Dataset excerpt:
········
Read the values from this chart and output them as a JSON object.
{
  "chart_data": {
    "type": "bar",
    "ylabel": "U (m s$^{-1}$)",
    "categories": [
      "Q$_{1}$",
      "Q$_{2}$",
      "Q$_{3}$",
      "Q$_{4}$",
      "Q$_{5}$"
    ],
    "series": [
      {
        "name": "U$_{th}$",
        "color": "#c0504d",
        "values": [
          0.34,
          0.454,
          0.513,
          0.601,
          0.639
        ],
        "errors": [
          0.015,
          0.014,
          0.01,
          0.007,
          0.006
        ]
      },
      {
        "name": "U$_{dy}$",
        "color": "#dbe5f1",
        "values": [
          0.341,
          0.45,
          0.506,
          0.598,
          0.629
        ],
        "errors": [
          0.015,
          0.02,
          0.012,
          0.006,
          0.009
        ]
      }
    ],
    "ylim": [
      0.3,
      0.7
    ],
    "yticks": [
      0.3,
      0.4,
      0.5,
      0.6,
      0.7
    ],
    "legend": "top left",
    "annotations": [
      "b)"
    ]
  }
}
········
* [EXERCISE REQUIREMENTS]:
Give the data again, exactly as it stands.

* [RESPONSE TO THE TASK]:
Read the values from this chart and output them as a JSON object.
{
  "chart_data": {
    "type": "bar",
    "ylabel": "U (m s$^{-1}$)",
    "categories": [
      "Q$_{1}$",
      "Q$_{2}$",
      "Q$_{3}$",
      "Q$_{4}$",
      "Q$_{5}$"
    ],
    "series": [
      {
        "name": "U$_{th}$",
        "color": "#c0504d",
        "values": [
          0.34,
          0.454,
          0.513,
          0.601,
          0.639
        ],
        "errors": [
          0.015,
          0.014,
          0.01,
          0.007,
          0.006
        ]
      },
      {
        "name": "U$_{dy}$",
        "color": "#dbe5f1",
        "values": [
          0.341,
          0.45,
          0.506,
          0.598,
          0.629
        ],
        "errors": [
          0.015,
          0.02,
          0.012,
          0.006,
          0.009
        ]
      }
    ],
    "ylim": [
      0.3,
      0.7
    ],
    "yticks": [
      0.3,
      0.4,
      0.5,
      0.6,
      0.7
    ],
    "legend": "top left",
    "annotations": [
      "b)"
    ]
  }
}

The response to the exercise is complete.